_Records for this task_:
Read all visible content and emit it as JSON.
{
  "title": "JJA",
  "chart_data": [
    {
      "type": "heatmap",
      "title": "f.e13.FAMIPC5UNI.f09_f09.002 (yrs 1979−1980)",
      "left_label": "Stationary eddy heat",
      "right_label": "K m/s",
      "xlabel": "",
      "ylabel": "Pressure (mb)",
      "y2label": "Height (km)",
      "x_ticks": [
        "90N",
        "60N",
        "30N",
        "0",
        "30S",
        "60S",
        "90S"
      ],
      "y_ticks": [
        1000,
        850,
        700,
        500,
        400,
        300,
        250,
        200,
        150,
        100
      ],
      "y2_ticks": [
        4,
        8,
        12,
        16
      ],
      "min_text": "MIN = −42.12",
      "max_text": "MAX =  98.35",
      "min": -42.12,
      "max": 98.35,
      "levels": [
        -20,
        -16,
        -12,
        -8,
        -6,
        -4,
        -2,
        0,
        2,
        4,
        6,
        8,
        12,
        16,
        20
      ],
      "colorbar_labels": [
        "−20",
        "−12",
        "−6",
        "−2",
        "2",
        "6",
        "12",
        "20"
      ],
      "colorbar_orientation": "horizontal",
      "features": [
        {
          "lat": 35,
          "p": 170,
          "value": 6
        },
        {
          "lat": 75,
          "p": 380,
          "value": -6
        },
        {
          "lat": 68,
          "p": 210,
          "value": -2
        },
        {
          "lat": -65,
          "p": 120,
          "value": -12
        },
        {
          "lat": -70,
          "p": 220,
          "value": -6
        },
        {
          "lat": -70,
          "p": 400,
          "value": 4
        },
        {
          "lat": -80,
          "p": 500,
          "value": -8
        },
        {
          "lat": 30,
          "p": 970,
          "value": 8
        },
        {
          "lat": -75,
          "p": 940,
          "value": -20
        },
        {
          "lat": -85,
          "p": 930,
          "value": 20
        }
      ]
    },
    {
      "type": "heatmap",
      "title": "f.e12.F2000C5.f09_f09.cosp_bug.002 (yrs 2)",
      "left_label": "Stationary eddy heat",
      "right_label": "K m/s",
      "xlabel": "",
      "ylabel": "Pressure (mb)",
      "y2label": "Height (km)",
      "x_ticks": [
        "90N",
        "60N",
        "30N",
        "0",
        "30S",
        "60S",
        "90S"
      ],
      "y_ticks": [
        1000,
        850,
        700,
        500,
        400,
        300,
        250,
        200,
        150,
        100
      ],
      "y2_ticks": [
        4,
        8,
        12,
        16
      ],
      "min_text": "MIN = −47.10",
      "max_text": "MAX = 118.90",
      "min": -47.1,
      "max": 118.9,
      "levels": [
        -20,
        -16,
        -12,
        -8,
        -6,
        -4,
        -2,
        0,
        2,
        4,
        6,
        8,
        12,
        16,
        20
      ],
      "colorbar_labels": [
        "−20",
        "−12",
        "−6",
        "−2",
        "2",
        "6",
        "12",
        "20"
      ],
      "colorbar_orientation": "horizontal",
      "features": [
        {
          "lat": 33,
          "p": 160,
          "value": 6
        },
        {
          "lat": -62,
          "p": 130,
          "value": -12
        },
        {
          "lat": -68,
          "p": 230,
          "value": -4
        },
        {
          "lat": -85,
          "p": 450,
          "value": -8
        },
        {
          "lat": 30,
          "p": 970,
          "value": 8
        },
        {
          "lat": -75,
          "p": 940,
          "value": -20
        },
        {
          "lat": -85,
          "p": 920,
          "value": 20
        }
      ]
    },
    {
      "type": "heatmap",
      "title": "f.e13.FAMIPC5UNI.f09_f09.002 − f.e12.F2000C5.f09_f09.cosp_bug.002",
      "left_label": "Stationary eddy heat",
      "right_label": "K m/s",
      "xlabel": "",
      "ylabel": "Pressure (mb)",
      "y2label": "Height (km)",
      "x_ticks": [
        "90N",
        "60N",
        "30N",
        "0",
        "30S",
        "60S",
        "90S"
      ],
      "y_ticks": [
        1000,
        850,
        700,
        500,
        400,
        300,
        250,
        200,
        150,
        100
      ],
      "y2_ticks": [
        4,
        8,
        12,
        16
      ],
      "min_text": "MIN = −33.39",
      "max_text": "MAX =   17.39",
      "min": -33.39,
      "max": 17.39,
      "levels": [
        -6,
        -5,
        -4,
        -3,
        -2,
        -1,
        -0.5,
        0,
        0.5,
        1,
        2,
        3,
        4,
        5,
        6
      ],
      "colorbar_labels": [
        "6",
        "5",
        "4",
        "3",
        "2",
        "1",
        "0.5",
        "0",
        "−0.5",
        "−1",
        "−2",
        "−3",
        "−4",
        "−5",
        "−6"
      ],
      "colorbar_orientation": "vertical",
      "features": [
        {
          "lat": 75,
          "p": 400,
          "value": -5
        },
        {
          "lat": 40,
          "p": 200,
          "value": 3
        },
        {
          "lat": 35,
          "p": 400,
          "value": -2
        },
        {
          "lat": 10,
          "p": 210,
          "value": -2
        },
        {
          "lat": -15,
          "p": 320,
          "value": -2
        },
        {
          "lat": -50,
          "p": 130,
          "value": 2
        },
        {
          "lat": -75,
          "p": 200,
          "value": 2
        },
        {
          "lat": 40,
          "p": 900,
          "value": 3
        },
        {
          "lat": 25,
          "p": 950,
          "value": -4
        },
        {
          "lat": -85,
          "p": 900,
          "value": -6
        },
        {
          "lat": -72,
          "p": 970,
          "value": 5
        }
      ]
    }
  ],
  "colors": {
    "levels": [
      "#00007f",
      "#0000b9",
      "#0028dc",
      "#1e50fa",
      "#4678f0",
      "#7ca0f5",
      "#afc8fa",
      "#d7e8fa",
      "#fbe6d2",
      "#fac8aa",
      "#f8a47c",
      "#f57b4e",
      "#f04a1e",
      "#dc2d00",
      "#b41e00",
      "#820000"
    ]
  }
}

_Aim of the exercise_: Return the full listing, character for character.

_Task answer_:
Read all visible content and emit it as JSON.
{
  "title": "JJA",
  "chart_data": [
    {
      "type": "heatmap",
      "title": "f.e13.FAMIPC5UNI.f09_f09.002 (yrs 1979−1980)",
      "left_label": "Stationary eddy heat",
      "right_label": "K m/s",
      "xlabel": "",
      "ylabel": "Pressure (mb)",
      "y2label": "Height (km)",
      "x_ticks": [
        "90N",
        "60N",
        "30N",
        "0",
        "30S",
        "60S",
        "90S"
      ],
      "y_ticks": [
        1000,
        850,
        700,
        500,
        400,
        300,
        250,
        200,
        150,
        100
      ],
      "y2_ticks": [
        4,
        8,
        12,
        16
      ],
      "min_text": "MIN = −42.12",
      "max_text": "MAX =  98.35",
      "min": -42.12,
      "max": 98.35,
      "levels": [
        -20,
        -16,
        -12,
        -8,
        -6,
        -4,
        -2,
        0,
        2,
        4,
        6,
        8,
        12,
        16,
        20
      ],
      "colorbar_labels": [
        "−20",
        "−12",
        "−6",
        "−2",
        "2",
        "6",
        "12",
        "20"
      ],
      "colorbar_orientation": "horizontal",
      "features": [
        {
          "lat": 35,
          "p": 170,
          "value": 6
        },
        {
          "lat": 75,
          "p": 380,
          "value": -6
        },
        {
          "lat": 68,
          "p": 210,
          "value": -2
        },
        {
          "lat": -65,
          "p": 120,
          "value": -12
        },
        {
          "lat": -70,
          "p": 220,
          "value": -6
        },
        {
          "lat": -70,
          "p": 400,
          "value": 4
        },
        {
          "lat": -80,
          "p": 500,
          "value": -8
        },
        {
          "lat": 30,
          "p": 970,
          "value": 8
        },
        {
          "lat": -75,
          "p": 940,
          "value": -20
        },
        {
          "lat": -85,
          "p": 930,
          "value": 20
        }
      ]
    },
    {
      "type": "heatmap",
      "title": "f.e12.F2000C5.f09_f09.cosp_bug.002 (yrs 2)",
      "left_label": "Stationary eddy heat",
      "right_label": "K m/s",
      "xlabel": "",
      "ylabel": "Pressure (mb)",
      "y2label": "Height (km)",
      "x_ticks": [
        "90N",
        "60N",
        "30N",
        "0",
        "30S",
        "60S",
        "90S"
      ],
      "y_ticks": [
        1000,
        850,
        700,
        500,
        400,
        300,
        250,
        200,
        150,
        100
      ],
      "y2_ticks": [
        4,
        8,
        12,
        16
      ],
      "min_text": "MIN = −47.10",
      "max_text": "MAX = 118.90",
      "min": -47.1,
      "max": 118.9,
      "levels": [
        -20,
        -16,
        -12,
        -8,
        -6,
        -4,
        -2,
        0,
        2,
        4,
        6,
        8,
        12,
        16,
        20
      ],
      "colorbar_labels": [
        "−20",
        "−12",
        "−6",
        "−2",
        "2",
        "6",
        "12",
        "20"
      ],
      "colorbar_orientation": "horizontal",
      "features": [
        {
          "lat": 33,
          "p": 160,
          "value": 6
        },
        {
          "lat": -62,
          "p": 130,
          "value": -12
        },
        {
          "lat": -68,
          "p": 230,
          "value": -4
        },
        {
          "lat": -85,
          "p": 450,
          "value": -8
        },
        {
          "lat": 30,
          "p": 970,
          "value": 8
        },
        {
          "lat": -75,
          "p": 940,
          "value": -20
        },
        {
          "lat": -85,
          "p": 920,
          "value": 20
        }
      ]
    },
    {
      "type": "heatmap",
      "title": "f.e13.FAMIPC5UNI.f09_f09.002 − f.e12.F2000C5.f09_f09.cosp_bug.002",
      "left_label": "Stationary eddy heat",
      "right_label": "K m/s",
      "xlabel": "",
      "ylabel": "Pressure (mb)",
      "y2label": "Height (km)",
      "x_ticks": [
        "90N",
        "60N",
        "30N",
        "0",
        "30S",
        "60S",
        "90S"
      ],
      "y_ticks": [
        1000,
        850,
        700,
        500,
        400,
        300,
        250,
        200,
        150,
        100
      ],
      "y2_ticks": [
        4,
        8,
        12,
        16
      ],
      "min_text": "MIN = −33.39",
      "max_text": "MAX =   17.39",
      "min": -33.39,
      "max": 17.39,
      "levels": [
        -6,
        -5,
        -4,
        -3,
        -2,
        -1,
        -0.5,
        0,
        0.5,
        1,
        2,
        3,
        4,
        5,
        6
      ],
      "colorbar_labels": [
        "6",
        "5",
        "4",
        "3",
        "2",
        "1",
        "0.5",
        "0",
        "−0.5",
        "−1",
        "−2",
        "−3",
        "−4",
        "−5",
        "−6"
      ],
      "colorbar_orientation": "vertical",
      "features": [
        {
          "lat": 75,
          "p": 400,
          "value": -5
        },
        {
          "lat": 40,
          "p": 200,
          "value": 3
        },
        {
          "lat": 35,
          "p": 400,
          "value": -2
        },
        {
          "lat": 10,
          "p": 210,
          "value": -2
        },
        {
          "lat": -15,
          "p": 320,
          "value": -2
        },
        {
          "lat": -50,
          "p": 130,
          "value": 2
        },
        {
          "lat": -75,
          "p": 200,
          "value": 2
        },
        {
          "lat": 40,
          "p": 900,
          "value": 3
        },
        {
          "lat": 25,
          "p": 950,
          "value": -4
        },
        {
          "lat": -85,
          "p": 900,
          "value": -6
        },
        {
          "lat": -72,
          "p": 970,
          "value": 5
        }
      ]
    }
  ],
  "colors": {
    "levels": [
      "#00007f",
      "#0000b9",
      "#0028dc",
      "#1e50fa",
      "#4678f0",
      "#7ca0f5",
      "#afc8fa",
      "#d7e8fa",
      "#fbe6d2",
      "#fac8aa",
      "#f8a47c",
      "#f57b4e",
      "#f04a1e",
      "#dc2d00",
      "#b41e00",
      "#820000"
    ]
  }
}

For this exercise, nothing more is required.